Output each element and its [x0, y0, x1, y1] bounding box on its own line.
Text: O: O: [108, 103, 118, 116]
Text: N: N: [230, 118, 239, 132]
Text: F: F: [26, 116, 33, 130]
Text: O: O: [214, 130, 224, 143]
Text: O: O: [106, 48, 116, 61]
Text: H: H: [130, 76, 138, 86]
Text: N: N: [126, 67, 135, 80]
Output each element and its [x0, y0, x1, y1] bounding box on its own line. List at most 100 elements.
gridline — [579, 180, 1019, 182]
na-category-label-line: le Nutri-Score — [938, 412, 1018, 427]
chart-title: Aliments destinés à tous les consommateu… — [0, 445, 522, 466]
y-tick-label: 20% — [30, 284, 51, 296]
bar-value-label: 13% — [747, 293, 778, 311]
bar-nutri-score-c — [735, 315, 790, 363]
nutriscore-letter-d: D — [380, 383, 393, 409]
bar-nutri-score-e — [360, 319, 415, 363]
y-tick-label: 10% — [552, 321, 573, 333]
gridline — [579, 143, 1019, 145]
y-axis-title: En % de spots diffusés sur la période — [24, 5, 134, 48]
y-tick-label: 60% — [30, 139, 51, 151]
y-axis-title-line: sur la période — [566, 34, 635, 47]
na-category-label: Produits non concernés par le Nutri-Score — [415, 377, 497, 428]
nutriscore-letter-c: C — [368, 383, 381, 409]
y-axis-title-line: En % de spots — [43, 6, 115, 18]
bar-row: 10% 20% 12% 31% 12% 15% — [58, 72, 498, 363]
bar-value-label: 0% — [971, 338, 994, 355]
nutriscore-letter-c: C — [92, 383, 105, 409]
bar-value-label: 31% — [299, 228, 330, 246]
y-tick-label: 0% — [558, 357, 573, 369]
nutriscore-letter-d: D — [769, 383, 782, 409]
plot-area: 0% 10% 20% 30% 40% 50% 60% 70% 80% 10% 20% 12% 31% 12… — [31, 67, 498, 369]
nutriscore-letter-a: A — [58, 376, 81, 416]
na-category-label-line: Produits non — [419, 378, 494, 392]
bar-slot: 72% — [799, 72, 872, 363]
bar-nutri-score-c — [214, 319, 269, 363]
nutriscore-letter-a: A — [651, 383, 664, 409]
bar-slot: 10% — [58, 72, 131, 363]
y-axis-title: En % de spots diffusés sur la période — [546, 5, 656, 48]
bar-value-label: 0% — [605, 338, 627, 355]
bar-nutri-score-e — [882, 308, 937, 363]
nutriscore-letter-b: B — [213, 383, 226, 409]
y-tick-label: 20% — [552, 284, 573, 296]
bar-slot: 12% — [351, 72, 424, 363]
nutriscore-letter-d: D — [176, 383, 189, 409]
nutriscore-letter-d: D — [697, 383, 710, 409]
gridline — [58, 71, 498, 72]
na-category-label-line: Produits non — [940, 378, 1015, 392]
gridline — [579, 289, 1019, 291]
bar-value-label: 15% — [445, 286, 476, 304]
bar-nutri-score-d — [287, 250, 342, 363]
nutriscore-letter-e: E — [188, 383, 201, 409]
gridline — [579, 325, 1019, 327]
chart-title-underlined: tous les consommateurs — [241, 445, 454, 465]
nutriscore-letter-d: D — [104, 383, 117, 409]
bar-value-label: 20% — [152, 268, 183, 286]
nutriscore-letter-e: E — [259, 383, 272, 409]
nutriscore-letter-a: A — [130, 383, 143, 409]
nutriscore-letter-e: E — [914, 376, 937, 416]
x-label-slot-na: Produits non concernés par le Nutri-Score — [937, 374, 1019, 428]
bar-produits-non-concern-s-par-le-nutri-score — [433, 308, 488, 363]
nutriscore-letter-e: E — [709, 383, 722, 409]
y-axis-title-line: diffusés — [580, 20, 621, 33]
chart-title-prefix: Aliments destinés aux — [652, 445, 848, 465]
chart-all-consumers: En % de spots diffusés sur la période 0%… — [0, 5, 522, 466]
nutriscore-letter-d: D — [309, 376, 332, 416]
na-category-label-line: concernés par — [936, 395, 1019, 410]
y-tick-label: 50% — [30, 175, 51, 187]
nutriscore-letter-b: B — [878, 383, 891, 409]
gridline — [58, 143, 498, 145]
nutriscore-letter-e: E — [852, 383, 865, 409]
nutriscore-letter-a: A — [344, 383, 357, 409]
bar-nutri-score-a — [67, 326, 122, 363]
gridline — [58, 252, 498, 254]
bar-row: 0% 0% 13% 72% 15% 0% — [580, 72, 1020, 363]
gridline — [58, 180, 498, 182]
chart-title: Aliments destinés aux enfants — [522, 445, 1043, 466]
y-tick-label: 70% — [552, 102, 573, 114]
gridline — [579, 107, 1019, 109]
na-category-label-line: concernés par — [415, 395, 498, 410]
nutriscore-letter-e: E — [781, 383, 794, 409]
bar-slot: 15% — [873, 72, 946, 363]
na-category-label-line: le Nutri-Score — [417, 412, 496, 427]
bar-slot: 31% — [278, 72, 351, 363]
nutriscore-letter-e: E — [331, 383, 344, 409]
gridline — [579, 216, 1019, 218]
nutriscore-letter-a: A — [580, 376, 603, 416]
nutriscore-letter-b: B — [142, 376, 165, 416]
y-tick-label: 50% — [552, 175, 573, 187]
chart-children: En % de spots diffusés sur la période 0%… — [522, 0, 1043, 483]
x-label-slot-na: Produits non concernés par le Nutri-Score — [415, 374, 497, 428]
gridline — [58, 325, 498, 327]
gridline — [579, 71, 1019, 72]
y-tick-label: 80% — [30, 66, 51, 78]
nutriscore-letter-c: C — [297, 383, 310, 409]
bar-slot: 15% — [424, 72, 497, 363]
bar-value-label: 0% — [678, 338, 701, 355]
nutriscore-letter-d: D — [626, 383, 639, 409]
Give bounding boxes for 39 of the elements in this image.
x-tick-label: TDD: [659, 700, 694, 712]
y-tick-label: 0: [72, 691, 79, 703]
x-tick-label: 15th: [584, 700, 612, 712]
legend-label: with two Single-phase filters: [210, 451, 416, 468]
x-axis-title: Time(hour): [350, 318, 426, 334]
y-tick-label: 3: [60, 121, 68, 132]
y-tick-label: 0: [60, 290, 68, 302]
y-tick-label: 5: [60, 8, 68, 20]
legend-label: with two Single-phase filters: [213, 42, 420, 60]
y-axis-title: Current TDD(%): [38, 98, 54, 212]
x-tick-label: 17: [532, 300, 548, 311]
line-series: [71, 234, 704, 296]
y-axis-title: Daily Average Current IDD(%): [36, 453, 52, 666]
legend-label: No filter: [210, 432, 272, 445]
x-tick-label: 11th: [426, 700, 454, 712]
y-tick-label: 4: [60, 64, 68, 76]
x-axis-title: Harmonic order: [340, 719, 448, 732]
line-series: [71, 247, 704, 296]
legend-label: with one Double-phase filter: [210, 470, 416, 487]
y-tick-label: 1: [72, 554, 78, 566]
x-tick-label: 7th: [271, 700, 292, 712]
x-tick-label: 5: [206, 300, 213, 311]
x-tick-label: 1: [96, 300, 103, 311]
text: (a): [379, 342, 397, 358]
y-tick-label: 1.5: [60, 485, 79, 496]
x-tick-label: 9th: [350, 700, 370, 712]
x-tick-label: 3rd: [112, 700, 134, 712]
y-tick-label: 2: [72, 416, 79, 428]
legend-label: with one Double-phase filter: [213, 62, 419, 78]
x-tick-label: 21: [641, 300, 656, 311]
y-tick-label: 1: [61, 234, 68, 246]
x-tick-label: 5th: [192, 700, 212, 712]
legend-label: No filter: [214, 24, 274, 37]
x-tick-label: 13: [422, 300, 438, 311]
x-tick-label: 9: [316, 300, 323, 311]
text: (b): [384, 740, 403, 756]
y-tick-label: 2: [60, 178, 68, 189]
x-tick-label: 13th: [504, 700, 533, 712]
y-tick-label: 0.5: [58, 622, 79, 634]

* * * *

Give every line of the material above as a numbered list, leaving out any blank lines.

1. Output each element and its [x0, y0, x1, y1] bounding box on its own line.
2. Text: O: O: [108, 103, 118, 116]
3. Text: N: N: [230, 118, 239, 132]
4. Text: F: F: [26, 116, 33, 130]
5. Text: O: O: [214, 130, 224, 143]
6. Text: O: O: [106, 48, 116, 61]
7. Text: H: H: [130, 76, 138, 86]
8. Text: N: N: [126, 67, 135, 80]
9. Output each element and its [x0, y0, x1, y1] bounding box on its own line. List at most 100 elements.
10. gridline — [579, 180, 1019, 182]
11. na-category-label-line: le Nutri-Score — [938, 412, 1018, 427]
12. chart-title: Aliments destinés à tous les consommateu… — [0, 445, 522, 466]
13. y-tick-label: 20% — [30, 284, 51, 296]
14. bar-value-label: 13% — [747, 293, 778, 311]
15. bar-nutri-score-c — [735, 315, 790, 363]
16. nutriscore-letter-d: D — [380, 383, 393, 409]
17. bar-nutri-score-e — [360, 319, 415, 363]
18. y-tick-label: 10% — [552, 321, 573, 333]
19. gridline — [579, 143, 1019, 145]
20. y-axis-title: En % de spots diffusés sur la période — [24, 5, 134, 48]
21. y-tick-label: 60% — [30, 139, 51, 151]
22. y-axis-title-line: sur la période — [566, 34, 635, 47]
23. na-category-label: Produits non concernés par le Nutri-Score — [415, 377, 497, 428]
24. nutriscore-letter-c: C — [368, 383, 381, 409]
25. y-axis-title-line: En % de spots — [43, 6, 115, 18]
26. bar-row: 10% 20% 12% 31% 12% 15% — [58, 72, 498, 363]
27. bar-value-label: 0% — [971, 338, 994, 355]
28. nutriscore-letter-c: C — [92, 383, 105, 409]
29. bar-value-label: 31% — [299, 228, 330, 246]
30. y-tick-label: 0% — [558, 357, 573, 369]
31. nutriscore-letter-d: D — [769, 383, 782, 409]
32. plot-area: 0% 10% 20% 30% 40% 50% 60% 70% 80% 10% 20% 12% 31% 12… — [31, 67, 498, 369]
33. nutriscore-letter-a: A — [58, 376, 81, 416]
34. na-category-label-line: Produits non — [419, 378, 494, 392]
35. bar-slot: 72% — [799, 72, 872, 363]
36. bar-nutri-score-c — [214, 319, 269, 363]
37. nutriscore-letter-a: A — [651, 383, 664, 409]
38. bar-slot: 10% — [58, 72, 131, 363]
39. y-axis-title: En % de spots diffusés sur la période — [546, 5, 656, 48]
40. bar-value-label: 0% — [605, 338, 627, 355]
41. bar-nutri-score-e — [882, 308, 937, 363]
42. nutriscore-letter-b: B — [213, 383, 226, 409]
43. y-tick-label: 20% — [552, 284, 573, 296]
44. bar-slot: 12% — [351, 72, 424, 363]
45. nutriscore-letter-d: D — [176, 383, 189, 409]
46. nutriscore-letter-d: D — [697, 383, 710, 409]
47. gridline — [58, 71, 498, 72]
48. na-category-label-line: Produits non — [940, 378, 1015, 392]
49. gridline — [579, 289, 1019, 291]
50. bar-value-label: 15% — [445, 286, 476, 304]
51. bar-nutri-score-d — [287, 250, 342, 363]
52. nutriscore-letter-e: E — [188, 383, 201, 409]
53. gridline — [579, 325, 1019, 327]
54. chart-title-underlined: tous les consommateurs — [241, 445, 454, 465]
55. nutriscore-letter-d: D — [104, 383, 117, 409]
56. bar-value-label: 20% — [152, 268, 183, 286]
57. nutriscore-letter-e: E — [259, 383, 272, 409]
58. nutriscore-letter-a: A — [130, 383, 143, 409]
59. nutriscore-letter-e: E — [914, 376, 937, 416]
60. x-label-slot-na: Produits non concernés par le Nutri-Score — [937, 374, 1019, 428]
61. bar-produits-non-concern-s-par-le-nutri-score — [433, 308, 488, 363]
62. nutriscore-letter-e: E — [709, 383, 722, 409]
63. y-axis-title-line: diffusés — [580, 20, 621, 33]
64. chart-title-prefix: Aliments destinés aux — [652, 445, 848, 465]
65. chart-all-consumers: En % de spots diffusés sur la période 0%… — [0, 5, 522, 466]
66. nutriscore-letter-d: D — [309, 376, 332, 416]
67. na-category-label-line: concernés par — [936, 395, 1019, 410]
68. y-tick-label: 50% — [30, 175, 51, 187]
69. nutriscore-letter-b: B — [878, 383, 891, 409]
70. gridline — [58, 143, 498, 145]
71. nutriscore-letter-e: E — [852, 383, 865, 409]
72. nutriscore-letter-a: A — [344, 383, 357, 409]
73. bar-nutri-score-a — [67, 326, 122, 363]
74. gridline — [58, 252, 498, 254]
75. bar-row: 0% 0% 13% 72% 15% 0% — [580, 72, 1020, 363]
76. gridline — [58, 180, 498, 182]
77. chart-title: Aliments destinés aux enfants — [522, 445, 1043, 466]
78. y-tick-label: 70% — [552, 102, 573, 114]
79. gridline — [579, 107, 1019, 109]
80. na-category-label-line: concernés par — [415, 395, 498, 410]
81. nutriscore-letter-e: E — [781, 383, 794, 409]
82. bar-slot: 15% — [873, 72, 946, 363]
83. na-category-label-line: le Nutri-Score — [417, 412, 496, 427]
84. bar-slot: 31% — [278, 72, 351, 363]
85. nutriscore-letter-e: E — [331, 383, 344, 409]
86. gridline — [579, 216, 1019, 218]
87. nutriscore-letter-a: A — [580, 376, 603, 416]
88. nutriscore-letter-b: B — [142, 376, 165, 416]
89. y-tick-label: 50% — [552, 175, 573, 187]
90. chart-children: En % de spots diffusés sur la période 0%… — [522, 0, 1043, 483]
91. x-label-slot-na: Produits non concernés par le Nutri-Score — [415, 374, 497, 428]
92. gridline — [58, 325, 498, 327]
93. gridline — [579, 71, 1019, 72]
94. y-tick-label: 80% — [30, 66, 51, 78]
95. nutriscore-letter-c: C — [297, 383, 310, 409]
96. bar-slot: 15% — [424, 72, 497, 363]
97. bar-value-label: 0% — [678, 338, 701, 355]
98. nutriscore-letter-d: D — [626, 383, 639, 409]
99. Give bounding boxes for 39 of the elements in this image.
100. x-tick-label: TDD: [659, 700, 694, 712]
101. y-tick-label: 0: [72, 691, 79, 703]
102. x-tick-label: 15th: [584, 700, 612, 712]
103. legend-label: with two Single-phase filters: [210, 451, 416, 468]
104. x-axis-title: Time(hour): [350, 318, 426, 334]
105. y-tick-label: 3: [60, 121, 68, 132]
106. y-tick-label: 0: [60, 290, 68, 302]
107. y-tick-label: 5: [60, 8, 68, 20]
108. legend-label: with two Single-phase filters: [213, 42, 420, 60]
109. y-axis-title: Current TDD(%): [38, 98, 54, 212]
110. x-tick-label: 17: [532, 300, 548, 311]
111. line-series: [71, 234, 704, 296]
112. y-axis-title: Daily Average Current IDD(%): [36, 453, 52, 666]
113. legend-label: No filter: [210, 432, 272, 445]
114. x-tick-label: 11th: [426, 700, 454, 712]
115. y-tick-label: 4: [60, 64, 68, 76]
116. x-axis-title: Harmonic order: [340, 719, 448, 732]
117. line-series: [71, 247, 704, 296]
118. legend-label: with one Double-phase filter: [210, 470, 416, 487]
119. y-tick-label: 1: [72, 554, 78, 566]
120. x-tick-label: 7th: [271, 700, 292, 712]
121. x-tick-label: 5: [206, 300, 213, 311]
122. x-tick-label: 1: [96, 300, 103, 311]
123. text: (a): [379, 342, 397, 358]
124. y-tick-label: 1.5: [60, 485, 79, 496]
125. x-tick-label: 9th: [350, 700, 370, 712]
126. x-tick-label: 3rd: [112, 700, 134, 712]
127. y-tick-label: 2: [72, 416, 79, 428]
128. legend-label: with one Double-phase filter: [213, 62, 419, 78]
129. x-tick-label: 21: [641, 300, 656, 311]
130. y-tick-label: 1: [61, 234, 68, 246]
131. x-tick-label: 5th: [192, 700, 212, 712]
132. legend-label: No filter: [214, 24, 274, 37]
133. x-tick-label: 13: [422, 300, 438, 311]
134. x-tick-label: 9: [316, 300, 323, 311]
135. text: (b): [384, 740, 403, 756]
136. y-tick-label: 2: [60, 178, 68, 189]
137. x-tick-label: 13th: [504, 700, 533, 712]
138. y-tick-label: 0.5: [58, 622, 79, 634]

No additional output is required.